### WHAT YOU ARE ASKED TO DO
Copy out each line of the listing that has the word "Advanced" in it.
--- BEGIN DATASET ENTRIES ---
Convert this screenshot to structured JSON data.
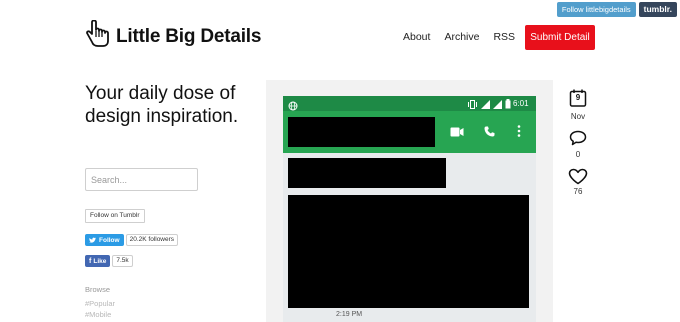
{
  "tumblr_bar": {
    "follow_label": "Follow littlebigdetails",
    "brand": "tumblr."
  },
  "header": {
    "title": "Little Big Details",
    "logo_icon": "hand-cursor-icon",
    "nav": [
      {
        "label": "About"
      },
      {
        "label": "Archive"
      },
      {
        "label": "RSS"
      }
    ],
    "submit_label": "Submit Detail",
    "accent_color": "#e8101b"
  },
  "sidebar": {
    "tagline": "Your daily dose of design inspiration.",
    "search_placeholder": "Search...",
    "follow_tumblr": "Follow on Tumblr",
    "twitter": {
      "label": "Follow",
      "count": "20.2K followers"
    },
    "facebook": {
      "label": "Like",
      "count": "7.5k"
    },
    "browse_label": "Browse",
    "tags": [
      "#Popular",
      "#Mobile"
    ]
  },
  "post": {
    "status_time": "6:01",
    "message_time": "2:19 PM",
    "toolbar_color": "#27a552",
    "statusbar_color": "#1e8a46"
  },
  "meta": {
    "day": "9",
    "month": "Nov",
    "comments": "0",
    "likes": "76"
  }
}
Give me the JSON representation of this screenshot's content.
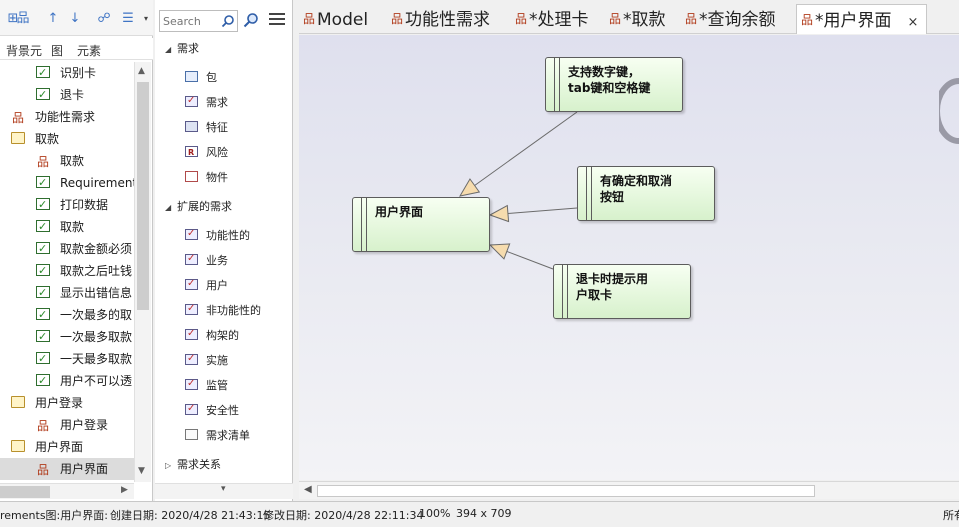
{
  "left_panel": {
    "tabs": [
      "背景元",
      "图",
      "元素"
    ],
    "tree": [
      {
        "label": "识别卡",
        "icon": "requirement-check-icon",
        "indent": 2
      },
      {
        "label": "退卡",
        "icon": "requirement-check-icon",
        "indent": 2
      },
      {
        "label": "功能性需求",
        "icon": "diagram-icon",
        "indent": 1
      },
      {
        "label": "取款",
        "icon": "folder-icon",
        "indent": 1
      },
      {
        "label": "取款",
        "icon": "diagram-icon",
        "indent": 2
      },
      {
        "label": "Requirement",
        "icon": "requirement-check-icon",
        "indent": 2
      },
      {
        "label": "打印数据",
        "icon": "requirement-check-icon",
        "indent": 2
      },
      {
        "label": "取款",
        "icon": "requirement-check-icon",
        "indent": 2
      },
      {
        "label": "取款金额必须",
        "icon": "requirement-check-icon",
        "indent": 2
      },
      {
        "label": "取款之后吐钱",
        "icon": "requirement-check-icon",
        "indent": 2
      },
      {
        "label": "显示出错信息",
        "icon": "requirement-check-icon",
        "indent": 2
      },
      {
        "label": "一次最多的取",
        "icon": "requirement-check-icon",
        "indent": 2
      },
      {
        "label": "一次最多取款",
        "icon": "requirement-check-icon",
        "indent": 2
      },
      {
        "label": "一天最多取款",
        "icon": "requirement-check-icon",
        "indent": 2
      },
      {
        "label": "用户不可以透",
        "icon": "requirement-check-icon",
        "indent": 2
      },
      {
        "label": "用户登录",
        "icon": "folder-icon",
        "indent": 1
      },
      {
        "label": "用户登录",
        "icon": "diagram-icon",
        "indent": 2
      },
      {
        "label": "用户界面",
        "icon": "folder-icon",
        "indent": 1
      },
      {
        "label": "用户界面",
        "icon": "diagram-icon",
        "indent": 2,
        "selected": true
      }
    ]
  },
  "toolbox": {
    "search_placeholder": "Search",
    "sections": [
      {
        "title": "需求",
        "expanded": true,
        "items": [
          {
            "label": "包",
            "icon": "package-icon"
          },
          {
            "label": "需求",
            "icon": "requirement-icon"
          },
          {
            "label": "特征",
            "icon": "feature-icon"
          },
          {
            "label": "风险",
            "icon": "risk-icon"
          },
          {
            "label": "物件",
            "icon": "object-icon"
          }
        ]
      },
      {
        "title": "扩展的需求",
        "expanded": true,
        "items": [
          {
            "label": "功能性的",
            "icon": "requirement-icon"
          },
          {
            "label": "业务",
            "icon": "requirement-icon"
          },
          {
            "label": "用户",
            "icon": "requirement-icon"
          },
          {
            "label": "非功能性的",
            "icon": "requirement-icon"
          },
          {
            "label": "构架的",
            "icon": "requirement-icon"
          },
          {
            "label": "实施",
            "icon": "requirement-icon"
          },
          {
            "label": "监管",
            "icon": "requirement-icon"
          },
          {
            "label": "安全性",
            "icon": "requirement-icon"
          },
          {
            "label": "需求清单",
            "icon": "document-icon"
          }
        ]
      },
      {
        "title": "需求关系",
        "expanded": false,
        "items": []
      }
    ]
  },
  "diagram_tabs": [
    {
      "label": "Model",
      "active": false
    },
    {
      "label": "功能性需求",
      "active": false
    },
    {
      "label": "*处理卡",
      "active": false
    },
    {
      "label": "*取款",
      "active": false
    },
    {
      "label": "*查询余额",
      "active": false
    },
    {
      "label": "*用户界面",
      "active": true,
      "close_label": "×"
    }
  ],
  "diagram": {
    "nodes": [
      {
        "id": "ui",
        "label": "用户界面"
      },
      {
        "id": "keys",
        "label": "支持数字键，\ntab键和空格键"
      },
      {
        "id": "buttons",
        "label": "有确定和取消\n按钮"
      },
      {
        "id": "eject",
        "label": "退卡时提示用\n户取卡"
      }
    ],
    "edges": [
      {
        "from": "keys",
        "to": "ui"
      },
      {
        "from": "buttons",
        "to": "ui"
      },
      {
        "from": "eject",
        "to": "ui"
      }
    ]
  },
  "status_bar": {
    "diagram_name": "rements图:用户界面:",
    "created": "创建日期: 2020/4/28 21:43:15",
    "modified": "修改日期: 2020/4/28 22:11:34",
    "zoom": "100%",
    "size": "394 x 709",
    "right_text": "所有"
  },
  "colors": {
    "node_fill_top": "#f7fff2",
    "node_fill_bottom": "#d7f1cc",
    "canvas_top": "#dfe0ee",
    "toolbar_blue": "#3f74c4"
  }
}
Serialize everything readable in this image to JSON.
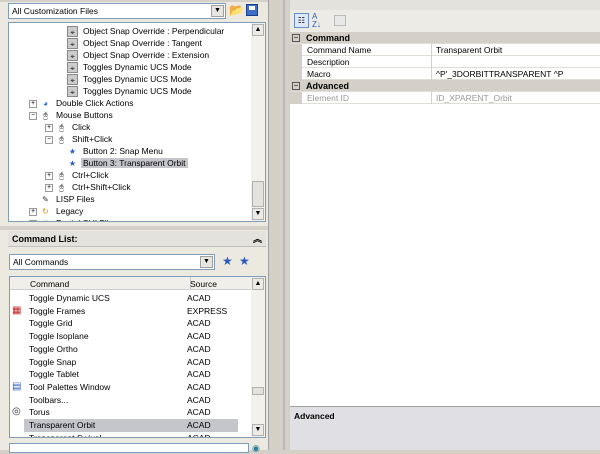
{
  "customization_files": {
    "selected": "All Customization Files",
    "tree": [
      {
        "label": "Object Snap Override : Perpendicular",
        "level": 3,
        "icon": "osnap-icon"
      },
      {
        "label": "Object Snap Override : Tangent",
        "level": 3,
        "icon": "osnap-icon"
      },
      {
        "label": "Object Snap Override : Extension",
        "level": 3,
        "icon": "osnap-icon"
      },
      {
        "label": "Toggles Dynamic UCS Mode",
        "level": 3,
        "icon": "osnap-icon"
      },
      {
        "label": "Toggles Dynamic UCS Mode",
        "level": 3,
        "icon": "osnap-icon"
      },
      {
        "label": "Toggles Dynamic UCS Mode",
        "level": 3,
        "icon": "osnap-icon"
      },
      {
        "label": "Double Click Actions",
        "level": 1,
        "icon": "double-click-icon",
        "expander": "+"
      },
      {
        "label": "Mouse Buttons",
        "level": 1,
        "icon": "mouse-icon",
        "expander": "-"
      },
      {
        "label": "Click",
        "level": 2,
        "icon": "mouse-icon",
        "expander": "+"
      },
      {
        "label": "Shift+Click",
        "level": 2,
        "icon": "mouse-icon",
        "expander": "-"
      },
      {
        "label": "Button 2: Snap Menu",
        "level": 3,
        "icon": "star-icon"
      },
      {
        "label": "Button 3: Transparent Orbit",
        "level": 3,
        "icon": "star-icon",
        "selected": true
      },
      {
        "label": "Ctrl+Click",
        "level": 2,
        "icon": "mouse-icon",
        "expander": "+"
      },
      {
        "label": "Ctrl+Shift+Click",
        "level": 2,
        "icon": "mouse-icon",
        "expander": "+"
      },
      {
        "label": "LISP Files",
        "level": 1,
        "icon": "lisp-icon"
      },
      {
        "label": "Legacy",
        "level": 1,
        "icon": "legacy-icon",
        "expander": "+"
      },
      {
        "label": "Partial CUI Files",
        "level": 1,
        "icon": "partial-cui-icon",
        "expander": "+"
      }
    ]
  },
  "command_list": {
    "title": "Command List:",
    "filter": "All Commands",
    "columns": [
      "Command",
      "Source"
    ],
    "rows": [
      {
        "command": "Toggle Dynamic UCS",
        "source": "ACAD",
        "icon": ""
      },
      {
        "command": "Toggle Frames",
        "source": "EXPRESS",
        "icon": "frames-icon"
      },
      {
        "command": "Toggle Grid",
        "source": "ACAD",
        "icon": ""
      },
      {
        "command": "Toggle Isoplane",
        "source": "ACAD",
        "icon": ""
      },
      {
        "command": "Toggle Ortho",
        "source": "ACAD",
        "icon": ""
      },
      {
        "command": "Toggle Snap",
        "source": "ACAD",
        "icon": ""
      },
      {
        "command": "Toggle Tablet",
        "source": "ACAD",
        "icon": ""
      },
      {
        "command": "Tool Palettes Window",
        "source": "ACAD",
        "icon": "tool-palettes-icon"
      },
      {
        "command": "Toolbars...",
        "source": "ACAD",
        "icon": ""
      },
      {
        "command": "Torus",
        "source": "ACAD",
        "icon": "torus-icon"
      },
      {
        "command": "Transparent Orbit",
        "source": "ACAD",
        "icon": "",
        "selected": true
      },
      {
        "command": "Transparent Swivel",
        "source": "ACAD",
        "icon": ""
      }
    ]
  },
  "properties": {
    "categories": [
      {
        "name": "Command",
        "rows": [
          {
            "name": "Command Name",
            "value": "Transparent Orbit"
          },
          {
            "name": "Description",
            "value": ""
          },
          {
            "name": "Macro",
            "value": "^P'_3DORBITTRANSPARENT ^P"
          }
        ]
      },
      {
        "name": "Advanced",
        "rows": [
          {
            "name": "Element ID",
            "value": "ID_XPARENT_Orbit",
            "disabled": true
          }
        ]
      }
    ],
    "description_title": "Advanced"
  }
}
--- END DATASET ENTRIES ---
### SOLUTION TO THE PROBLEM
        "name": "Advanced",
    "description_title": "Advanced"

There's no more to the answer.